**EXERCISE DIRECTIONS**
Every entry must be duplicated precisely as written.

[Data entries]
:::
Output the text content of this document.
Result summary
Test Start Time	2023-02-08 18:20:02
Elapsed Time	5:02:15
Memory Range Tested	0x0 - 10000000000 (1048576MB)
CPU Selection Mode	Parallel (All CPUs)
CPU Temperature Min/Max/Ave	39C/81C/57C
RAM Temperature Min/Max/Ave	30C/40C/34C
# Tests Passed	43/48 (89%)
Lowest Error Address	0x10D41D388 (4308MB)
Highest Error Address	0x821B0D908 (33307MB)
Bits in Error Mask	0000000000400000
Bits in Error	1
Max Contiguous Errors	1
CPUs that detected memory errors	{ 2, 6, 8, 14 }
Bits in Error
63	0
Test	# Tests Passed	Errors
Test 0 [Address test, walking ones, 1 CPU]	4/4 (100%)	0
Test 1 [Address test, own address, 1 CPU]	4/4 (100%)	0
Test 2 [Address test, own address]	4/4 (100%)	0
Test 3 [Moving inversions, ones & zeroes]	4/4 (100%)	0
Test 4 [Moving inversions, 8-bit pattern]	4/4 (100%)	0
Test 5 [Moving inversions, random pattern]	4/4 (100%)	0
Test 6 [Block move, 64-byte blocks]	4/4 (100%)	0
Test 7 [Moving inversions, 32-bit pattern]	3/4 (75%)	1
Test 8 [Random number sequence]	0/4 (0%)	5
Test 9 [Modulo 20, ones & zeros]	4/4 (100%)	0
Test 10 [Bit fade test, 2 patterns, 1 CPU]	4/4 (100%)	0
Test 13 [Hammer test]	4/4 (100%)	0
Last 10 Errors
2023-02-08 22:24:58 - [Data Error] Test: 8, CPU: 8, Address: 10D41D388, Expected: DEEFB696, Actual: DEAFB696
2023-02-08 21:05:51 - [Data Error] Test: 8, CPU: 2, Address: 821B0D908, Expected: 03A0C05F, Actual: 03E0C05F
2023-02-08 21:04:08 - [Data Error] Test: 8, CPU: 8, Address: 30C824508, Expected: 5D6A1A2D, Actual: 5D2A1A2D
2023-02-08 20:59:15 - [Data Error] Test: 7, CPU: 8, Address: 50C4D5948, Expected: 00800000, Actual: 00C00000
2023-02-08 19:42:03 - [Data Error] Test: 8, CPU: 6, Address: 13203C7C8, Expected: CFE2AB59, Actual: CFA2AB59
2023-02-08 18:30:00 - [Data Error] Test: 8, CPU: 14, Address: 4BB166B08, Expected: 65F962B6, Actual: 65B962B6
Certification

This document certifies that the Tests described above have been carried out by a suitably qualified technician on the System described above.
:::
**FINISHED EXERCISE**
Output the text content of this document.
Result summary
Test Start Time	2023-02-08 18:20:02
Elapsed Time	5:02:15
Memory Range Tested	0x0 - 10000000000 (1048576MB)
CPU Selection Mode	Parallel (All CPUs)
CPU Temperature Min/Max/Ave	39C/81C/57C
RAM Temperature Min/Max/Ave	30C/40C/34C
# Tests Passed	43/48 (89%)
Lowest Error Address	0x10D41D388 (4308MB)
Highest Error Address	0x821B0D908 (33307MB)
Bits in Error Mask	0000000000400000
Bits in Error	1
Max Contiguous Errors	1
CPUs that detected memory errors	{ 2, 6, 8, 14 }
Bits in Error
63	0
Test	# Tests Passed	Errors
Test 0 [Address test, walking ones, 1 CPU]	4/4 (100%)	0
Test 1 [Address test, own address, 1 CPU]	4/4 (100%)	0
Test 2 [Address test, own address]	4/4 (100%)	0
Test 3 [Moving inversions, ones & zeroes]	4/4 (100%)	0
Test 4 [Moving inversions, 8-bit pattern]	4/4 (100%)	0
Test 5 [Moving inversions, random pattern]	4/4 (100%)	0
Test 6 [Block move, 64-byte blocks]	4/4 (100%)	0
Test 7 [Moving inversions, 32-bit pattern]	3/4 (75%)	1
Test 8 [Random number sequence]	0/4 (0%)	5
Test 9 [Modulo 20, ones & zeros]	4/4 (100%)	0
Test 10 [Bit fade test, 2 patterns, 1 CPU]	4/4 (100%)	0
Test 13 [Hammer test]	4/4 (100%)	0
Last 10 Errors
2023-02-08 22:24:58 - [Data Error] Test: 8, CPU: 8, Address: 10D41D388, Expected: DEEFB696, Actual: DEAFB696
2023-02-08 21:05:51 - [Data Error] Test: 8, CPU: 2, Address: 821B0D908, Expected: 03A0C05F, Actual: 03E0C05F
2023-02-08 21:04:08 - [Data Error] Test: 8, CPU: 8, Address: 30C824508, Expected: 5D6A1A2D, Actual: 5D2A1A2D
2023-02-08 20:59:15 - [Data Error] Test: 7, CPU: 8, Address: 50C4D5948, Expected: 00800000, Actual: 00C00000
2023-02-08 19:42:03 - [Data Error] Test: 8, CPU: 6, Address: 13203C7C8, Expected: CFE2AB59, Actual: CFA2AB59
2023-02-08 18:30:00 - [Data Error] Test: 8, CPU: 14, Address: 4BB166B08, Expected: 65F962B6, Actual: 65B962B6
Certification

This document certifies that the Tests described above have been carried out by a suitably qualified technician on the System described above.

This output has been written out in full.